| Fragmento |
El simbólico, entonces, a nivel del lugar, mantiene al sujeto a distancia respecto a lo real. Mientras, en cambio la coalescencia del Otro del lenguaje y del goce se produce y se revela a nivel del puesto.
El Otro de la comunicación
Si el niño autista está en el Uno-goce, que engloba al Otro excluyéndolo como lo que hace límite al goce, el Otro no es entonces lo que hace presencia pacificante, lo que permite la comunicación y, finalmente, lo que hace lazo social.
Si el autismo es esta exclusión del Otro, ésta debe manifestarse, por cuanto precoz puede ser. Una indicación de Lacan aquí es preciosa: es la risa lo que manifiesta que el lactante recibe la presencia del Otro como pacificante. La risa es el indicador de una comunicación que es, mucho antes que la palabra, el indicador del inicio de un lazo social.
Aún antes de la falta de juego, es a través de la falta de la risa dirigida hacia el adulto que le hace zalamerías, y la persistencia de una mirada que punta más allá de lo que lo mira, que el niño manifiesta, con signos tangibles, su ir a la deriva, su perder el ancla que lo vincula al mundo y la brújula que lo orienta: el deseo del Otro.
El Otro de la palabra y el Otro del lenguaje
Aunque no se recubren de ningún modo, la diferenciación entre lugar y puesto nos deja entrever que también a nivel del Otro es necesaria una precisión que llevará a una diferenciación que podría revelarse operativa. Esta diferenciación nosotros la reencontramos en Lacan en la aclaración que J.-A. Miller aporta acerca l’ Otro de la parola y l’ Otro del lenguaje. Estos dos “Otro” se diferencian de modo eminente. El Otro de la palabra es el Otro del reconocimiento, es el Otro que acepta el sujeto: es el Otro del Eros.
Pero hay también, un otro “Otro”. Se trata del Otro del lenguaje. Otro que somete cada viviente humano al reino de la muerte y de la mortificación: es el Otro del Tanatos. Sin embargo es propiamente él quien es fuente de un deseo inconsciente subjetivado, donde podemos reencontrar lo que es propio y principal del ser que habla.
El sujeto, al nivel de las leyes de la palabra, busca ser reconocido: es un sujeto que aspira al deseo de ser reconocido. En cambio, al nivel de las leyes del lenguaje el sujeto busca ser interpretado: es un sujeto que aspira al hecho de que su propio deseo, que se manifiesta a través del síntoma, sea interpretado, es decir que sea llevado a la luz el deseo reprimido.
1 Cfr. J.-A. Miller, “Lacan contro Lacan”, in J. Lacan et alii, Il mito individuale del nevrotico, Astrolabio, Roma, 1986, p. 94.

| Instrucciones de trabajo |
Según el fragmento sobre el autismo y el Otro, ¿qué manifiesta la risa del lactante de acuerdo con la indicación de Lacan?

Entradas de datos almacenadas
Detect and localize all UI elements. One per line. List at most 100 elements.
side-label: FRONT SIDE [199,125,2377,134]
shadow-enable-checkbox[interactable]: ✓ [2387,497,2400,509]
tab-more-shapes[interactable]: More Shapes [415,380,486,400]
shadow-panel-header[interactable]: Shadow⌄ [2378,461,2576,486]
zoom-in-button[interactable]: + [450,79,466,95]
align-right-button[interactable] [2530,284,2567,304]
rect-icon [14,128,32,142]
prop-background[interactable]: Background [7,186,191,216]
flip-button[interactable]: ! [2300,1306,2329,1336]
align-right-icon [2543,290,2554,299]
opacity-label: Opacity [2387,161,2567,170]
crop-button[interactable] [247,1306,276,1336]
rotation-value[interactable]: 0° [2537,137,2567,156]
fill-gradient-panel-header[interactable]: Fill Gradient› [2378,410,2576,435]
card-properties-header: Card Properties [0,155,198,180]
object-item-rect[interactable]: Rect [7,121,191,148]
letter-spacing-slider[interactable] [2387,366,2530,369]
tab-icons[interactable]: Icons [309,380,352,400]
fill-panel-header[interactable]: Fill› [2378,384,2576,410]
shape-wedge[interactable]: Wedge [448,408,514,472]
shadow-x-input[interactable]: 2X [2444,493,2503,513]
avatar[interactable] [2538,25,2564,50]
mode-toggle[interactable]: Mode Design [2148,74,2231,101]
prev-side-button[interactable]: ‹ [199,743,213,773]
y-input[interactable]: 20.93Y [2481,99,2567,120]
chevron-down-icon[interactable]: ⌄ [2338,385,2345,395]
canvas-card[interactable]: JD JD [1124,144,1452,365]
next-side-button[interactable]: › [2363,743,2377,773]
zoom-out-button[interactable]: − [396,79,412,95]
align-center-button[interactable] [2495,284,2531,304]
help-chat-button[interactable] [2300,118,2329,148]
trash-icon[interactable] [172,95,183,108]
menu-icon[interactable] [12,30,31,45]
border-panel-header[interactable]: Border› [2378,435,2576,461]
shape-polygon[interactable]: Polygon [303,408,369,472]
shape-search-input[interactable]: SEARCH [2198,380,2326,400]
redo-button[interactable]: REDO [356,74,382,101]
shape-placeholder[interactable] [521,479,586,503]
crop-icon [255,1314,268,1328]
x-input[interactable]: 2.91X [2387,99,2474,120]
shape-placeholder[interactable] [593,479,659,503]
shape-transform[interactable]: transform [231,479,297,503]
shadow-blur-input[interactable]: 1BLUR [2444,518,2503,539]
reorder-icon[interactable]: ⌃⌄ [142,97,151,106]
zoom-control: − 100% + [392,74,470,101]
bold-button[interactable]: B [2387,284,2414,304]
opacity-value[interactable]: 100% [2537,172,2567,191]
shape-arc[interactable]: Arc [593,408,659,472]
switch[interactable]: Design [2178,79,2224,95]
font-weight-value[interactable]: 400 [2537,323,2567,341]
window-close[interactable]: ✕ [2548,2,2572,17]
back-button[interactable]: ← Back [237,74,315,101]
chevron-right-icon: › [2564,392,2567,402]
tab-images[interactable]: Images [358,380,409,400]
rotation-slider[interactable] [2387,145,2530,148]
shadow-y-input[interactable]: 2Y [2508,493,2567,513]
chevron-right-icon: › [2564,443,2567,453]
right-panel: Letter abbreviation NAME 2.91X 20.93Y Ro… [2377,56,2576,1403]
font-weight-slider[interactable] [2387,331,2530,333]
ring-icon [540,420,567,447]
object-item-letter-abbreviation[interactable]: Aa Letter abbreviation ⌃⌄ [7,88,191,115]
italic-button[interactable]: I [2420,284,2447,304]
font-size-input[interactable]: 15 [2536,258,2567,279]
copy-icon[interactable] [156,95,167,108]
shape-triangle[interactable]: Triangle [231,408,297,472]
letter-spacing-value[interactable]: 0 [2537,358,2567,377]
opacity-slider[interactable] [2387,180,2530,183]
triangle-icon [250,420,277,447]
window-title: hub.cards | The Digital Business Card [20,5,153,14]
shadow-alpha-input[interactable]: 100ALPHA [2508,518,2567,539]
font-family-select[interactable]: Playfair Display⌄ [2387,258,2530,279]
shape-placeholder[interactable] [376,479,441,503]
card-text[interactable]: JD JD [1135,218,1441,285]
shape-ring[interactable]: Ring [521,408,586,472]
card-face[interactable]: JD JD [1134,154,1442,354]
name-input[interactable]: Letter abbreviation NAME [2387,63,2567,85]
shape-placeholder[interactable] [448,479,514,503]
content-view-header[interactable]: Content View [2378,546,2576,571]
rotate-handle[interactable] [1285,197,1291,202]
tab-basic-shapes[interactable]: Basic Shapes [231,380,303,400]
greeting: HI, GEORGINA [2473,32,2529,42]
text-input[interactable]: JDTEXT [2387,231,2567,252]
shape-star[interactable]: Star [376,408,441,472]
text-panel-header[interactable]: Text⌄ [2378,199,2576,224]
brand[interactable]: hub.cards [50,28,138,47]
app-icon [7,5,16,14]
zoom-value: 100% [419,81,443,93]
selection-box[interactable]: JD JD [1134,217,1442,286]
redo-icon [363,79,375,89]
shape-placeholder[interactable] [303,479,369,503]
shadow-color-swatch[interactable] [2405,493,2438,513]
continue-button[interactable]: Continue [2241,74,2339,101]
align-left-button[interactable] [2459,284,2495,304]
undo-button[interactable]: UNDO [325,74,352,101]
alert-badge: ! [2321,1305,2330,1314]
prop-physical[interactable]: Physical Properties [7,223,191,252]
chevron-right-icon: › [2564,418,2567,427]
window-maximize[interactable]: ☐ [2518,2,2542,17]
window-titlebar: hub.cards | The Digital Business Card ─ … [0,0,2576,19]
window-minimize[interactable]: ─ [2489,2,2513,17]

| Resultado |
Manifiesta que el lactante recibe la presencia del Otro como pacificante.